** START OF RECORD EXCERPTS **
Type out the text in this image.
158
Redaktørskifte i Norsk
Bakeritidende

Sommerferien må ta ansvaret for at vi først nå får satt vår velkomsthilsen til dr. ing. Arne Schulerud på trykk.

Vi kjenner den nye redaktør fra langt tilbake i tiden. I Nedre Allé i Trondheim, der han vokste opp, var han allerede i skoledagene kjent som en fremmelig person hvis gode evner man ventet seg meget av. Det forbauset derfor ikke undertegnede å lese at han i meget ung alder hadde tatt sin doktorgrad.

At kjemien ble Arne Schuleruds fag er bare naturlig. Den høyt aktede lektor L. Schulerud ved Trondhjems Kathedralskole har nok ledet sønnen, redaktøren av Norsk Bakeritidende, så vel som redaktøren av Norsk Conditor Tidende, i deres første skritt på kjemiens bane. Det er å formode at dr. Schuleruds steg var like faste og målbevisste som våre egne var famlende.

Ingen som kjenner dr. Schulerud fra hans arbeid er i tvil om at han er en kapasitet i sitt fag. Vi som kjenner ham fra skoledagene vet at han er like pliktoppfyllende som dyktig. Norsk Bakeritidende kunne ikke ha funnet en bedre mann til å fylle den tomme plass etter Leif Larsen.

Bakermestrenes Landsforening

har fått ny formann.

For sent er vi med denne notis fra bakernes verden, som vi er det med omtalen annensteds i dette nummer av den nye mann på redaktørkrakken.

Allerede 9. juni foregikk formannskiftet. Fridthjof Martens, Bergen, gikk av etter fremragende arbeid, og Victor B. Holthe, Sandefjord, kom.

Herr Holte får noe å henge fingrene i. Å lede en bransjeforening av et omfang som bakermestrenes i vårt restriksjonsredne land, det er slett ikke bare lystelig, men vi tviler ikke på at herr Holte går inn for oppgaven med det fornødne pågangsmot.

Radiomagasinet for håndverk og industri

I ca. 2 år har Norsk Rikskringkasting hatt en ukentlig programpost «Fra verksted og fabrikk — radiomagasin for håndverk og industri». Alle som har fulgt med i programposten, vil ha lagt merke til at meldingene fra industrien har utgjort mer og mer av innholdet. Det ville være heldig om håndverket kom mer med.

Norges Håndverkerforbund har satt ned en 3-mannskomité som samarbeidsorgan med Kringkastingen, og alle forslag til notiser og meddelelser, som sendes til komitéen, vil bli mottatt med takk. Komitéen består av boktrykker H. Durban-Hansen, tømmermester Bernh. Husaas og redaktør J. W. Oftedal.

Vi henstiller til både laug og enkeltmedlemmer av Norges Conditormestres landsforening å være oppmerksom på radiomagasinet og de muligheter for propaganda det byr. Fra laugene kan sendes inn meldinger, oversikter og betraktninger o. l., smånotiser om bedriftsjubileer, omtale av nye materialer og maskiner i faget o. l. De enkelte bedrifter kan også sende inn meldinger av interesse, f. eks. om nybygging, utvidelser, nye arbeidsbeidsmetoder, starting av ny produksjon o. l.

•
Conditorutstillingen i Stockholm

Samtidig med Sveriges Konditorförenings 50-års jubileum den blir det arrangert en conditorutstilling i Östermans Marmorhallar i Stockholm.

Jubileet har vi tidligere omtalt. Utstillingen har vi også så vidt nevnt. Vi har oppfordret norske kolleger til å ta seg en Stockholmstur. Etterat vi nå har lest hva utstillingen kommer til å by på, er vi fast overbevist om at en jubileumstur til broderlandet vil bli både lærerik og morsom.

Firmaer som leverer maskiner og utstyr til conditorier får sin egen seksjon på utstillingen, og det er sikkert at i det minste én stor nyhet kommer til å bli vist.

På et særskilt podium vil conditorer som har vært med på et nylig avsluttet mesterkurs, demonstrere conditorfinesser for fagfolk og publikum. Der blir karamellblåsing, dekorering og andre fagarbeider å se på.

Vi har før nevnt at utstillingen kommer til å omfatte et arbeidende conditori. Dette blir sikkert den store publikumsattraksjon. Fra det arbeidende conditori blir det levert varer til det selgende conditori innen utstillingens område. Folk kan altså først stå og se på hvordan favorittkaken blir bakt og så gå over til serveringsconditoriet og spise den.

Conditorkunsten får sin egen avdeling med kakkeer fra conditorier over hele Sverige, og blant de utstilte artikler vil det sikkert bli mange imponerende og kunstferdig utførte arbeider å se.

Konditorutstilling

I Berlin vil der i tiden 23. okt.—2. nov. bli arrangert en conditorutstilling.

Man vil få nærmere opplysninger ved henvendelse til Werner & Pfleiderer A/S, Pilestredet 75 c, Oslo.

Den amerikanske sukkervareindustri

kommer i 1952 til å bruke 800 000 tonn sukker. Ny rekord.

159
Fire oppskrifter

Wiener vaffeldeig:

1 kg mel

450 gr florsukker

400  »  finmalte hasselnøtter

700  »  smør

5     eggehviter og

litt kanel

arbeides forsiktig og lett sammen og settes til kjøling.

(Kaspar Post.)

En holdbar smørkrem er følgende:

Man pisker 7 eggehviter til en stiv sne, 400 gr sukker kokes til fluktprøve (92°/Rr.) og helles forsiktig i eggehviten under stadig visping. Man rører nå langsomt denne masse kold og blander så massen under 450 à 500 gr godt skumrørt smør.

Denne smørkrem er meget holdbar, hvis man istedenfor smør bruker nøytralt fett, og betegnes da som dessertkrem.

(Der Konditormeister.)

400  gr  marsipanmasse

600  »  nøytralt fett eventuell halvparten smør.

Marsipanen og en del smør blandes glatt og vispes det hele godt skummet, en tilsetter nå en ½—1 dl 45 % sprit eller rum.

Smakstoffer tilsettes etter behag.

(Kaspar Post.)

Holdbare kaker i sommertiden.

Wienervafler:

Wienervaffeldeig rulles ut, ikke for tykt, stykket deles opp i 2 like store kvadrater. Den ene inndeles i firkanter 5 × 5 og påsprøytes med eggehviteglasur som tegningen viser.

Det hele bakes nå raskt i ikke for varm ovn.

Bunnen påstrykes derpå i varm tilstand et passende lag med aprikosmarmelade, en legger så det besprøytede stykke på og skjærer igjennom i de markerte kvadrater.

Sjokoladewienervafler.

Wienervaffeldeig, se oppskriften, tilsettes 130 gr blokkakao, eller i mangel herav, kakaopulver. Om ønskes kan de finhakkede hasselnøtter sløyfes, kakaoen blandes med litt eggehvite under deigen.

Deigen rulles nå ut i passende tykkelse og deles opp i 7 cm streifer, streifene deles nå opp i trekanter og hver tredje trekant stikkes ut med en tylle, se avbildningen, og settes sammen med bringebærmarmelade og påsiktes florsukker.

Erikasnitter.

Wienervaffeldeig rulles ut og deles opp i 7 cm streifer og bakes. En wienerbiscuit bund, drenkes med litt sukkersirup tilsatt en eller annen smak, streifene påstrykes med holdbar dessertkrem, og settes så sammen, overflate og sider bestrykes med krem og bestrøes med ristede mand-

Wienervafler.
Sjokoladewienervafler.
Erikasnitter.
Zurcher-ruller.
** END OF RECORD EXCERPTS **
INSTRUCTIONS FOR THE TASK — Of the lines above, how many include the word "streifene"? Reply with the number only.

TASK RESULT — 2